• [Exercise instructions] Using the entries that follow, state how many lines contain the word "Market". The response is that number and nothing more.
··· Data records ···
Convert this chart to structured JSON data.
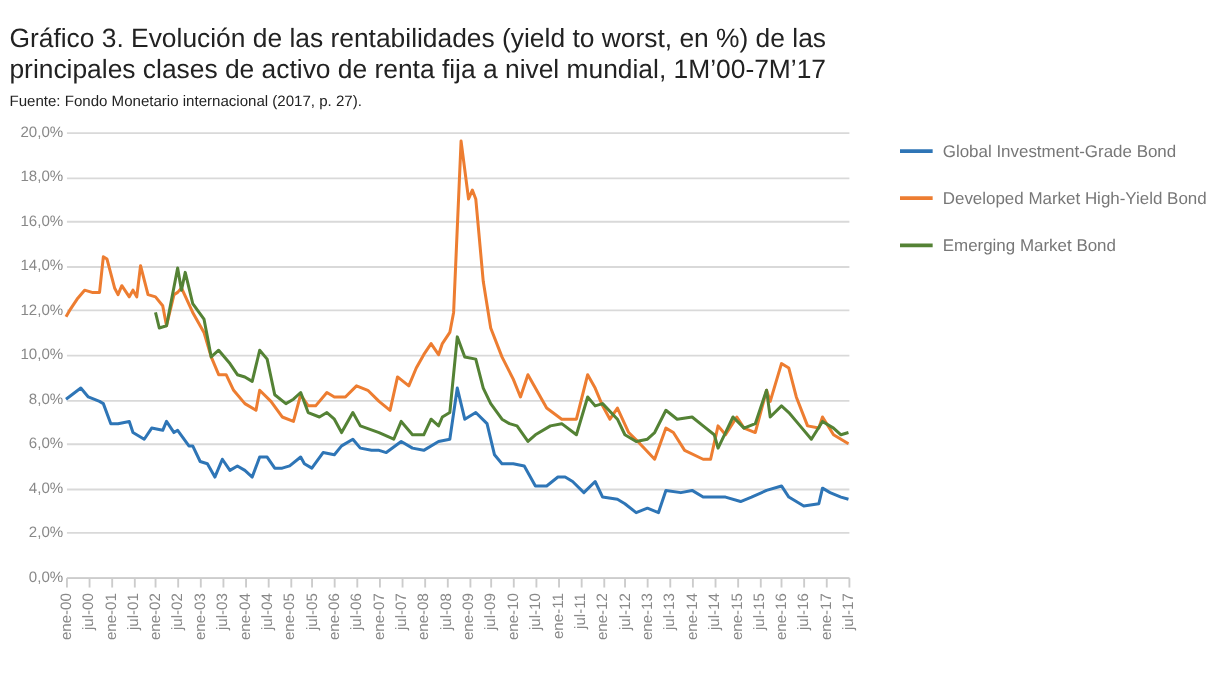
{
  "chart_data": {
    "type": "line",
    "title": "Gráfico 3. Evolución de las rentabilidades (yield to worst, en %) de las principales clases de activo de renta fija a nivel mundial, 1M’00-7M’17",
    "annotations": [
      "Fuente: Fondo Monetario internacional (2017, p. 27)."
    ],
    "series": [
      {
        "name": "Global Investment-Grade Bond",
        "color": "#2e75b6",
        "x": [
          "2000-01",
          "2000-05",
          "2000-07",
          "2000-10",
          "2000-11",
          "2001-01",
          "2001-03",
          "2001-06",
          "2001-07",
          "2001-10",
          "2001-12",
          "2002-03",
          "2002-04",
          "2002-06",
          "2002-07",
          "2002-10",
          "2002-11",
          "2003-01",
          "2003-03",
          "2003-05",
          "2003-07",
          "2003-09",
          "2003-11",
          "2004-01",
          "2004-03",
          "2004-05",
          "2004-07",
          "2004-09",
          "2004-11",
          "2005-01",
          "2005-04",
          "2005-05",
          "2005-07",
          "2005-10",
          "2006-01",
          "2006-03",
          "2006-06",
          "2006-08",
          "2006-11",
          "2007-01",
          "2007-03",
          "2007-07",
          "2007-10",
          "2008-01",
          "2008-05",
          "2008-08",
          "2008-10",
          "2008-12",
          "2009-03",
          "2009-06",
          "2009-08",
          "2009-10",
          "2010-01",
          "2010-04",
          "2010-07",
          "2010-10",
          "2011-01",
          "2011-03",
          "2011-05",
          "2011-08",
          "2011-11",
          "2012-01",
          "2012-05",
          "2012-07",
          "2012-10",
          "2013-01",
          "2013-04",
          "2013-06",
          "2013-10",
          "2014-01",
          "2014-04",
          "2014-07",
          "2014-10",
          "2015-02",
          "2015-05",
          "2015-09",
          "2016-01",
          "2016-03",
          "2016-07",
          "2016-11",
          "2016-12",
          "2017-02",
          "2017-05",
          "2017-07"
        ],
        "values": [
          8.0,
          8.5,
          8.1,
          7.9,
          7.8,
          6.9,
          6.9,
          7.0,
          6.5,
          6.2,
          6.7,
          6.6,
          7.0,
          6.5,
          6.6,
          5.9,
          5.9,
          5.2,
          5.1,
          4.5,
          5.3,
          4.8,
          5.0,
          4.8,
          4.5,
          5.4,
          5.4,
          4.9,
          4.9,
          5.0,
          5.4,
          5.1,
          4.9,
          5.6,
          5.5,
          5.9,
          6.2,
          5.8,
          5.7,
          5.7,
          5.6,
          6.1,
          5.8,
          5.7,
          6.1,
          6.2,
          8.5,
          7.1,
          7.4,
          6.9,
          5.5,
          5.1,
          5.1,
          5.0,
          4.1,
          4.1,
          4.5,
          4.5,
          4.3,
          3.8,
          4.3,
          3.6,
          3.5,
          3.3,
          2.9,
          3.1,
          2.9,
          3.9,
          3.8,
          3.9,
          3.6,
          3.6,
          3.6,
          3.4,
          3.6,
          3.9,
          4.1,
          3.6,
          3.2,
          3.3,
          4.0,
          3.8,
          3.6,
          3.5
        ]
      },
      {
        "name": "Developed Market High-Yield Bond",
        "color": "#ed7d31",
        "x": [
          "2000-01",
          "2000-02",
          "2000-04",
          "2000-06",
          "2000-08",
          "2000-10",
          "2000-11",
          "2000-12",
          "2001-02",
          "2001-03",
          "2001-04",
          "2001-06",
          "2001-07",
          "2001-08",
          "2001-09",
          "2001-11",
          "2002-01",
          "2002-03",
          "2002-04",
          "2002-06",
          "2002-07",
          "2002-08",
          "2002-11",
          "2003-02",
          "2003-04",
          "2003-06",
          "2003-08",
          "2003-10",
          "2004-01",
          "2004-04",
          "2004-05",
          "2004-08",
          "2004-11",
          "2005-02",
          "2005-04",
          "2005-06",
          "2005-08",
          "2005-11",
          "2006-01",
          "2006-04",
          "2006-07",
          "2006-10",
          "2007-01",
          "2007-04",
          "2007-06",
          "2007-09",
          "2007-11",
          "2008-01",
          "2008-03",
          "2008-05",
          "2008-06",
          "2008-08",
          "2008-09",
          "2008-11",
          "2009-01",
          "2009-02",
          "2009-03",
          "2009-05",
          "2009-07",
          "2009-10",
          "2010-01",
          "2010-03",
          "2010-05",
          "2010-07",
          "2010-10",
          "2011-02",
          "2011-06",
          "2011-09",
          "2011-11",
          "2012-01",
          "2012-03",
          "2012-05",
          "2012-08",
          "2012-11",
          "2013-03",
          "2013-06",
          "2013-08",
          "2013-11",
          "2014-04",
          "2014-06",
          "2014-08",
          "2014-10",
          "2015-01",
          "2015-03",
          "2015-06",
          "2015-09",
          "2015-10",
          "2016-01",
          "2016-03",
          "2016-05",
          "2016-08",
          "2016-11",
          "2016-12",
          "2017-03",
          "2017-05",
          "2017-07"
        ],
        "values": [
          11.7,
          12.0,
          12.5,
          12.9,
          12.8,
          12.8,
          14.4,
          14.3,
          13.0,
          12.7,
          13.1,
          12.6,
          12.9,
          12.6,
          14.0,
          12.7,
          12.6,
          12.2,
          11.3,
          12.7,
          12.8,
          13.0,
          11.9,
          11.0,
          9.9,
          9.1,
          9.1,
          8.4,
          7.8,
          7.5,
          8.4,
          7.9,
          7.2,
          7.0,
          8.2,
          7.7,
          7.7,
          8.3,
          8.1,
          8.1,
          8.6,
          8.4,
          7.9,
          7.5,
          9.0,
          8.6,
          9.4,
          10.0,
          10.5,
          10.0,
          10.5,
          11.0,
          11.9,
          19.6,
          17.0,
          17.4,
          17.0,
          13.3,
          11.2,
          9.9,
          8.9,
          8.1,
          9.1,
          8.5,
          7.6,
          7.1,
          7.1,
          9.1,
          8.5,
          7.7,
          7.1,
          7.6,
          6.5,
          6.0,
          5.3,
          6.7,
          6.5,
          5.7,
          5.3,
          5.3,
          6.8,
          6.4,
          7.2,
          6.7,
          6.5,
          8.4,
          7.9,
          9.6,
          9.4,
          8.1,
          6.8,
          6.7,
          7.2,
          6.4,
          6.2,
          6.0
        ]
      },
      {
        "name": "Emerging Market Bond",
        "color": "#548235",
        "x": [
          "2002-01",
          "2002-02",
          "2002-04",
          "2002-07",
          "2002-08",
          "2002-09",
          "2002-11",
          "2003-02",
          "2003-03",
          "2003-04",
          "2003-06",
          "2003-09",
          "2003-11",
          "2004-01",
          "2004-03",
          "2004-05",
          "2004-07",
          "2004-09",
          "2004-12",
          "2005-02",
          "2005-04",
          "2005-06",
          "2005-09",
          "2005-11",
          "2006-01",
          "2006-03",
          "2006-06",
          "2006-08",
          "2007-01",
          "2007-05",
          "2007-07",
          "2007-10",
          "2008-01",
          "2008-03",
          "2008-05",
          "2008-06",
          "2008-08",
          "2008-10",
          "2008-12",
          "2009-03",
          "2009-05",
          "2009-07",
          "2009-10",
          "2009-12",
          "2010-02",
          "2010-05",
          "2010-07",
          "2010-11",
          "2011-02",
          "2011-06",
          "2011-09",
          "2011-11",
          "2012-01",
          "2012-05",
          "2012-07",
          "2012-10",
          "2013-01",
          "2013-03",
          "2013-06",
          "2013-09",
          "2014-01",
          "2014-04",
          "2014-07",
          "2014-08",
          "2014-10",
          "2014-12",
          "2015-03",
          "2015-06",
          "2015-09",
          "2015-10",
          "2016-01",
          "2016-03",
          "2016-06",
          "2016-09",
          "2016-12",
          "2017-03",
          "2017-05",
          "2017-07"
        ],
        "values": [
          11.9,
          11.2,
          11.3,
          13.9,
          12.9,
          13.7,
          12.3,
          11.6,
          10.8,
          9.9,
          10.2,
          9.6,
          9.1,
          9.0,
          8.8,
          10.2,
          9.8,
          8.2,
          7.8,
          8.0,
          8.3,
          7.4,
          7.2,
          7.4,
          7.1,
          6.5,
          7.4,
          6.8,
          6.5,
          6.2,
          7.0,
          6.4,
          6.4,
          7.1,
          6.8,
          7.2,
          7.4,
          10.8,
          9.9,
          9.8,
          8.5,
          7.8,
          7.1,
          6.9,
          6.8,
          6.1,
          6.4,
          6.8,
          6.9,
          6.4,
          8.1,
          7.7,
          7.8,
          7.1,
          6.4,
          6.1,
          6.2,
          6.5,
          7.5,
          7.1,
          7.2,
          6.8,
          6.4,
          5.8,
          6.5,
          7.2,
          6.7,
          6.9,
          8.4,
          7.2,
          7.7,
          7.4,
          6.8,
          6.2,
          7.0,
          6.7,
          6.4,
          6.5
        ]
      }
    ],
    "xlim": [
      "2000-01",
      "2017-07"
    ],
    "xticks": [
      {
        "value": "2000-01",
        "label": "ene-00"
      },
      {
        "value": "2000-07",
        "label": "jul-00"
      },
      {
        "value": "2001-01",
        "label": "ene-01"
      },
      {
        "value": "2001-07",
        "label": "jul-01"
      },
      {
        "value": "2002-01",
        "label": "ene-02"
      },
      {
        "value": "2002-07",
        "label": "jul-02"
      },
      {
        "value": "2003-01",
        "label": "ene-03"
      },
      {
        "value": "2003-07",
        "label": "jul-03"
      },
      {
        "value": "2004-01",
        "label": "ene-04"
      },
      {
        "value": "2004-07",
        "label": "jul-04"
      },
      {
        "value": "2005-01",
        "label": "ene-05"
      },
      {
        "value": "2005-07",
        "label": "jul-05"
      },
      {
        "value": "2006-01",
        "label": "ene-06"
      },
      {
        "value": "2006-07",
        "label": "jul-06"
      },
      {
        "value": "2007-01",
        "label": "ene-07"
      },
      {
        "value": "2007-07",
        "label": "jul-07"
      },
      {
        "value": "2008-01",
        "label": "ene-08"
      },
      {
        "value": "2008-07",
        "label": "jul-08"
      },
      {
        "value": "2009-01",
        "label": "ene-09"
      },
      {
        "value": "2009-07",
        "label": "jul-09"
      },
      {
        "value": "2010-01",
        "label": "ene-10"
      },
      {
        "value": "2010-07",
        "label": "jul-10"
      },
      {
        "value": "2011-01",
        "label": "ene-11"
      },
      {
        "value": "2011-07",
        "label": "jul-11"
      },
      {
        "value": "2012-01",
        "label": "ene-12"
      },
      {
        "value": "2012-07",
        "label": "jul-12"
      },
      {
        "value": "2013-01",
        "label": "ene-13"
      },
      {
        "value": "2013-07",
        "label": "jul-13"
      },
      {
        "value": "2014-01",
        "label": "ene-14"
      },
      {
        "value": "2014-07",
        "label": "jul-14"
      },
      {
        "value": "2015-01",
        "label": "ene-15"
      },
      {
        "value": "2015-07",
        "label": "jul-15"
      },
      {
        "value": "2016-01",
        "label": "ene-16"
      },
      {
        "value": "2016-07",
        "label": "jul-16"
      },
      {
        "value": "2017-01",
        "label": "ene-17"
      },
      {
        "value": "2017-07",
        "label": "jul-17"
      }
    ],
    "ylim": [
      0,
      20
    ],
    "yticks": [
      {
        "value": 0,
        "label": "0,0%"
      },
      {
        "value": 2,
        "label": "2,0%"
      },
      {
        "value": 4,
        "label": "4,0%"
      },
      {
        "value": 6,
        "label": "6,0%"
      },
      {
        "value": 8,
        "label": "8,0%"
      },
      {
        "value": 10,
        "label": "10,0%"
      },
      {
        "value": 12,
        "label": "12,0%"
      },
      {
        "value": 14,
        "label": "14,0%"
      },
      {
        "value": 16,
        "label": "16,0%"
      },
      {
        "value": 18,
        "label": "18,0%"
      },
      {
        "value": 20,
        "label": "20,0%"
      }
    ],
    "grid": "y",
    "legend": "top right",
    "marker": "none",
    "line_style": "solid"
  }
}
···
• [Full answer] 2